**THE PROBLEM:**
Copy every line, leaving nothing out and adding nothing.

──────── GIVEN RECORDS ────────

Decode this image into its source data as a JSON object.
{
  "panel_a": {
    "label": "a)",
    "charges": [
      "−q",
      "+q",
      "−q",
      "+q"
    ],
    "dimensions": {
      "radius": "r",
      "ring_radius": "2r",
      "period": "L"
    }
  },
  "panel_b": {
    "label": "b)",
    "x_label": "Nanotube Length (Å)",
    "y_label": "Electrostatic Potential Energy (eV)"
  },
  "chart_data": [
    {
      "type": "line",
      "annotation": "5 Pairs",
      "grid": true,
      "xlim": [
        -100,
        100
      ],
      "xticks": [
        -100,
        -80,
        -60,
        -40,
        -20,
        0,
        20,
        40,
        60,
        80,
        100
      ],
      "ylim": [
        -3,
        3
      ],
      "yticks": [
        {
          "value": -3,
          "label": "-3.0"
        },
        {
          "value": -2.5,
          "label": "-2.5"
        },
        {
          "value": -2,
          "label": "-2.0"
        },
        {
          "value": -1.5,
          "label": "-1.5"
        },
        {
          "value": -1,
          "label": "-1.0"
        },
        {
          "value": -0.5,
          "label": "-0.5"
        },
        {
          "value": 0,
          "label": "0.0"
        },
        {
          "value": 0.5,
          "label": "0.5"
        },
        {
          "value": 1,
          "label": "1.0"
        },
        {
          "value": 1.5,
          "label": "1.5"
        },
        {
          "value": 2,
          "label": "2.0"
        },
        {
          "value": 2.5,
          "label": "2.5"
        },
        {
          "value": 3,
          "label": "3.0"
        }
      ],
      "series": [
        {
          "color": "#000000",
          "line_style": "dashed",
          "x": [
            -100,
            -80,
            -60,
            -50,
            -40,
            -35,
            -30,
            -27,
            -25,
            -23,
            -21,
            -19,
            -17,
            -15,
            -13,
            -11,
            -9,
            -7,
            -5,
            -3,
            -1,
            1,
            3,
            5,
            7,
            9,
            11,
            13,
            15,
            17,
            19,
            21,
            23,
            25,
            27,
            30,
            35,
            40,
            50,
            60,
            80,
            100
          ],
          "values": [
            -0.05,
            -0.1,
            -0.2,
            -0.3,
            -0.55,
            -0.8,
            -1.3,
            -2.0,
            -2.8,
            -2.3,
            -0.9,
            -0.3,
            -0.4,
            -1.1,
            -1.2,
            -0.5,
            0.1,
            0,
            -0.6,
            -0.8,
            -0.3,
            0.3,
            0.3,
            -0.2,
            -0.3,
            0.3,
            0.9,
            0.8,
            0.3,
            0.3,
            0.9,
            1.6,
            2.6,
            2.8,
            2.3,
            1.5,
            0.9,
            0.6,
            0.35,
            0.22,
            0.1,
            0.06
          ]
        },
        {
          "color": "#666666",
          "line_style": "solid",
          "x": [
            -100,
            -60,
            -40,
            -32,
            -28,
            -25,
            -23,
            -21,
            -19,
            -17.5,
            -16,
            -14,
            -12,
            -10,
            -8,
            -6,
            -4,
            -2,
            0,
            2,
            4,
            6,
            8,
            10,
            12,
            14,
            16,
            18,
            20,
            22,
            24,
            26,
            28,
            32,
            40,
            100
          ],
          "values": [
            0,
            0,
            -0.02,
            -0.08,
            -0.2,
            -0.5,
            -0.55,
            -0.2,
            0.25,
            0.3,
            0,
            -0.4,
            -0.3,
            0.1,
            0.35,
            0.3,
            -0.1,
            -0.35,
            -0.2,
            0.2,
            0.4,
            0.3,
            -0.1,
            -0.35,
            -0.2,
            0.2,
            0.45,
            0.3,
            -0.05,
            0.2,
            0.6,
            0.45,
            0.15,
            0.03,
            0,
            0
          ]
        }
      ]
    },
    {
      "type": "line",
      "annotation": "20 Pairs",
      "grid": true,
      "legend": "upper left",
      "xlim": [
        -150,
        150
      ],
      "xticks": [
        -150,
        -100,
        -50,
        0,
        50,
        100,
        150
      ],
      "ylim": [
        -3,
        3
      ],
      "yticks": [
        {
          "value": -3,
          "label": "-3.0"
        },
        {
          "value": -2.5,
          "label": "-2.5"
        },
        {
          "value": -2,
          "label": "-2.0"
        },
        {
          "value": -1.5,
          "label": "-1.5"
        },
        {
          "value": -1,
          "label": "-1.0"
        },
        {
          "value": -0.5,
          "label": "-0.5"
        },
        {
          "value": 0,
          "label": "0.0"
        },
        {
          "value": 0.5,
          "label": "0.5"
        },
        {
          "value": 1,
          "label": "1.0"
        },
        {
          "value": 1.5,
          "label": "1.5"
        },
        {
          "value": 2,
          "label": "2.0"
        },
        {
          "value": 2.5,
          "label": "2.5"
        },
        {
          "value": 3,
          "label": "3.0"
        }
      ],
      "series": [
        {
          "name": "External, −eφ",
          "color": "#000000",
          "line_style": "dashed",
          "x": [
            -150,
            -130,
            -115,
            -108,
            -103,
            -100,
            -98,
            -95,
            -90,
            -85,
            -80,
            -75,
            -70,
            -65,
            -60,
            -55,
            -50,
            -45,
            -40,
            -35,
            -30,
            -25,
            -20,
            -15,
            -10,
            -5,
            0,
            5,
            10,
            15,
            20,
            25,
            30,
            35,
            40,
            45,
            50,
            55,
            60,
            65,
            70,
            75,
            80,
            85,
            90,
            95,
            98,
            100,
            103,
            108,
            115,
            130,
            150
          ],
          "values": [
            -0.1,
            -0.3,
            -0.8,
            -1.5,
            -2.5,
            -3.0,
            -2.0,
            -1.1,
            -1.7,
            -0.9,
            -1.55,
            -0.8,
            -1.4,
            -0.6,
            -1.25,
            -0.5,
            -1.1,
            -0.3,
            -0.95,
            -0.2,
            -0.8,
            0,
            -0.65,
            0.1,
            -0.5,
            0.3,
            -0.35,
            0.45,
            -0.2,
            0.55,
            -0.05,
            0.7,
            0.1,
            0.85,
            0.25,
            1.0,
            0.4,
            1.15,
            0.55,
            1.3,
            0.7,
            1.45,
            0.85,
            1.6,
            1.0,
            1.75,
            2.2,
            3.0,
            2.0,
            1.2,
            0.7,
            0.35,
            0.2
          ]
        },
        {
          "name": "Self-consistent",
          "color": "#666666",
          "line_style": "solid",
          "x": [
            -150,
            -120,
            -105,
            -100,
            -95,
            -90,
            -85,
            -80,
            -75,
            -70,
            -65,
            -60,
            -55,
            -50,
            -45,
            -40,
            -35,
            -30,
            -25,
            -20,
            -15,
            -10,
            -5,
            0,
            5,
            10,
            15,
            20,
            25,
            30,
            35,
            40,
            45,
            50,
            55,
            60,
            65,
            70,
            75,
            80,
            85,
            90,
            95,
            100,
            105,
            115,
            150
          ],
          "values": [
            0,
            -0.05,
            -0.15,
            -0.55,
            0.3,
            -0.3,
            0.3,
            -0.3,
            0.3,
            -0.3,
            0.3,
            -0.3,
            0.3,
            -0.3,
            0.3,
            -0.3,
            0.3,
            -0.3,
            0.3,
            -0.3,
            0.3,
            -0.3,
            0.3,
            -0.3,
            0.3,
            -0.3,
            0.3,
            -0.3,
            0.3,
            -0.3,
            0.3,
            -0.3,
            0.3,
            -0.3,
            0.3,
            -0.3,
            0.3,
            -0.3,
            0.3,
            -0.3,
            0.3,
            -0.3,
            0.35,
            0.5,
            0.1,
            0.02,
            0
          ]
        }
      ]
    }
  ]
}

────────

**THE RESPONSE:**
Decode this image into its source data as a JSON object.
{
  "panel_a": {
    "label": "a)",
    "charges": [
      "−q",
      "+q",
      "−q",
      "+q"
    ],
    "dimensions": {
      "radius": "r",
      "ring_radius": "2r",
      "period": "L"
    }
  },
  "panel_b": {
    "label": "b)",
    "x_label": "Nanotube Length (Å)",
    "y_label": "Electrostatic Potential Energy (eV)"
  },
  "chart_data": [
    {
      "type": "line",
      "annotation": "5 Pairs",
      "grid": true,
      "xlim": [
        -100,
        100
      ],
      "xticks": [
        -100,
        -80,
        -60,
        -40,
        -20,
        0,
        20,
        40,
        60,
        80,
        100
      ],
      "ylim": [
        -3,
        3
      ],
      "yticks": [
        {
          "value": -3,
          "label": "-3.0"
        },
        {
          "value": -2.5,
          "label": "-2.5"
        },
        {
          "value": -2,
          "label": "-2.0"
        },
        {
          "value": -1.5,
          "label": "-1.5"
        },
        {
          "value": -1,
          "label": "-1.0"
        },
        {
          "value": -0.5,
          "label": "-0.5"
        },
        {
          "value": 0,
          "label": "0.0"
        },
        {
          "value": 0.5,
          "label": "0.5"
        },
        {
          "value": 1,
          "label": "1.0"
        },
        {
          "value": 1.5,
          "label": "1.5"
        },
        {
          "value": 2,
          "label": "2.0"
        },
        {
          "value": 2.5,
          "label": "2.5"
        },
        {
          "value": 3,
          "label": "3.0"
        }
      ],
      "series": [
        {
          "color": "#000000",
          "line_style": "dashed",
          "x": [
            -100,
            -80,
            -60,
            -50,
            -40,
            -35,
            -30,
            -27,
            -25,
            -23,
            -21,
            -19,
            -17,
            -15,
            -13,
            -11,
            -9,
            -7,
            -5,
            -3,
            -1,
            1,
            3,
            5,
            7,
            9,
            11,
            13,
            15,
            17,
            19,
            21,
            23,
            25,
            27,
            30,
            35,
            40,
            50,
            60,
            80,
            100
          ],
          "values": [
            -0.05,
            -0.1,
            -0.2,
            -0.3,
            -0.55,
            -0.8,
            -1.3,
            -2.0,
            -2.8,
            -2.3,
            -0.9,
            -0.3,
            -0.4,
            -1.1,
            -1.2,
            -0.5,
            0.1,
            0,
            -0.6,
            -0.8,
            -0.3,
            0.3,
            0.3,
            -0.2,
            -0.3,
            0.3,
            0.9,
            0.8,
            0.3,
            0.3,
            0.9,
            1.6,
            2.6,
            2.8,
            2.3,
            1.5,
            0.9,
            0.6,
            0.35,
            0.22,
            0.1,
            0.06
          ]
        },
        {
          "color": "#666666",
          "line_style": "solid",
          "x": [
            -100,
            -60,
            -40,
            -32,
            -28,
            -25,
            -23,
            -21,
            -19,
            -17.5,
            -16,
            -14,
            -12,
            -10,
            -8,
            -6,
            -4,
            -2,
            0,
            2,
            4,
            6,
            8,
            10,
            12,
            14,
            16,
            18,
            20,
            22,
            24,
            26,
            28,
            32,
            40,
            100
          ],
          "values": [
            0,
            0,
            -0.02,
            -0.08,
            -0.2,
            -0.5,
            -0.55,
            -0.2,
            0.25,
            0.3,
            0,
            -0.4,
            -0.3,
            0.1,
            0.35,
            0.3,
            -0.1,
            -0.35,
            -0.2,
            0.2,
            0.4,
            0.3,
            -0.1,
            -0.35,
            -0.2,
            0.2,
            0.45,
            0.3,
            -0.05,
            0.2,
            0.6,
            0.45,
            0.15,
            0.03,
            0,
            0
          ]
        }
      ]
    },
    {
      "type": "line",
      "annotation": "20 Pairs",
      "grid": true,
      "legend": "upper left",
      "xlim": [
        -150,
        150
      ],
      "xticks": [
        -150,
        -100,
        -50,
        0,
        50,
        100,
        150
      ],
      "ylim": [
        -3,
        3
      ],
      "yticks": [
        {
          "value": -3,
          "label": "-3.0"
        },
        {
          "value": -2.5,
          "label": "-2.5"
        },
        {
          "value": -2,
          "label": "-2.0"
        },
        {
          "value": -1.5,
          "label": "-1.5"
        },
        {
          "value": -1,
          "label": "-1.0"
        },
        {
          "value": -0.5,
          "label": "-0.5"
        },
        {
          "value": 0,
          "label": "0.0"
        },
        {
          "value": 0.5,
          "label": "0.5"
        },
        {
          "value": 1,
          "label": "1.0"
        },
        {
          "value": 1.5,
          "label": "1.5"
        },
        {
          "value": 2,
          "label": "2.0"
        },
        {
          "value": 2.5,
          "label": "2.5"
        },
        {
          "value": 3,
          "label": "3.0"
        }
      ],
      "series": [
        {
          "name": "External, −eφ",
          "color": "#000000",
          "line_style": "dashed",
          "x": [
            -150,
            -130,
            -115,
            -108,
            -103,
            -100,
            -98,
            -95,
            -90,
            -85,
            -80,
            -75,
            -70,
            -65,
            -60,
            -55,
            -50,
            -45,
            -40,
            -35,
            -30,
            -25,
            -20,
            -15,
            -10,
            -5,
            0,
            5,
            10,
            15,
            20,
            25,
            30,
            35,
            40,
            45,
            50,
            55,
            60,
            65,
            70,
            75,
            80,
            85,
            90,
            95,
            98,
            100,
            103,
            108,
            115,
            130,
            150
          ],
          "values": [
            -0.1,
            -0.3,
            -0.8,
            -1.5,
            -2.5,
            -3.0,
            -2.0,
            -1.1,
            -1.7,
            -0.9,
            -1.55,
            -0.8,
            -1.4,
            -0.6,
            -1.25,
            -0.5,
            -1.1,
            -0.3,
            -0.95,
            -0.2,
            -0.8,
            0,
            -0.65,
            0.1,
            -0.5,
            0.3,
            -0.35,
            0.45,
            -0.2,
            0.55,
            -0.05,
            0.7,
            0.1,
            0.85,
            0.25,
            1.0,
            0.4,
            1.15,
            0.55,
            1.3,
            0.7,
            1.45,
            0.85,
            1.6,
            1.0,
            1.75,
            2.2,
            3.0,
            2.0,
            1.2,
            0.7,
            0.35,
            0.2
          ]
        },
        {
          "name": "Self-consistent",
          "color": "#666666",
          "line_style": "solid",
          "x": [
            -150,
            -120,
            -105,
            -100,
            -95,
            -90,
            -85,
            -80,
            -75,
            -70,
            -65,
            -60,
            -55,
            -50,
            -45,
            -40,
            -35,
            -30,
            -25,
            -20,
            -15,
            -10,
            -5,
            0,
            5,
            10,
            15,
            20,
            25,
            30,
            35,
            40,
            45,
            50,
            55,
            60,
            65,
            70,
            75,
            80,
            85,
            90,
            95,
            100,
            105,
            115,
            150
          ],
          "values": [
            0,
            -0.05,
            -0.15,
            -0.55,
            0.3,
            -0.3,
            0.3,
            -0.3,
            0.3,
            -0.3,
            0.3,
            -0.3,
            0.3,
            -0.3,
            0.3,
            -0.3,
            0.3,
            -0.3,
            0.3,
            -0.3,
            0.3,
            -0.3,
            0.3,
            -0.3,
            0.3,
            -0.3,
            0.3,
            -0.3,
            0.3,
            -0.3,
            0.3,
            -0.3,
            0.3,
            -0.3,
            0.3,
            -0.3,
            0.3,
            -0.3,
            0.3,
            -0.3,
            0.3,
            -0.3,
            0.35,
            0.5,
            0.1,
            0.02,
            0
          ]
        }
      ]
    }
  ]
}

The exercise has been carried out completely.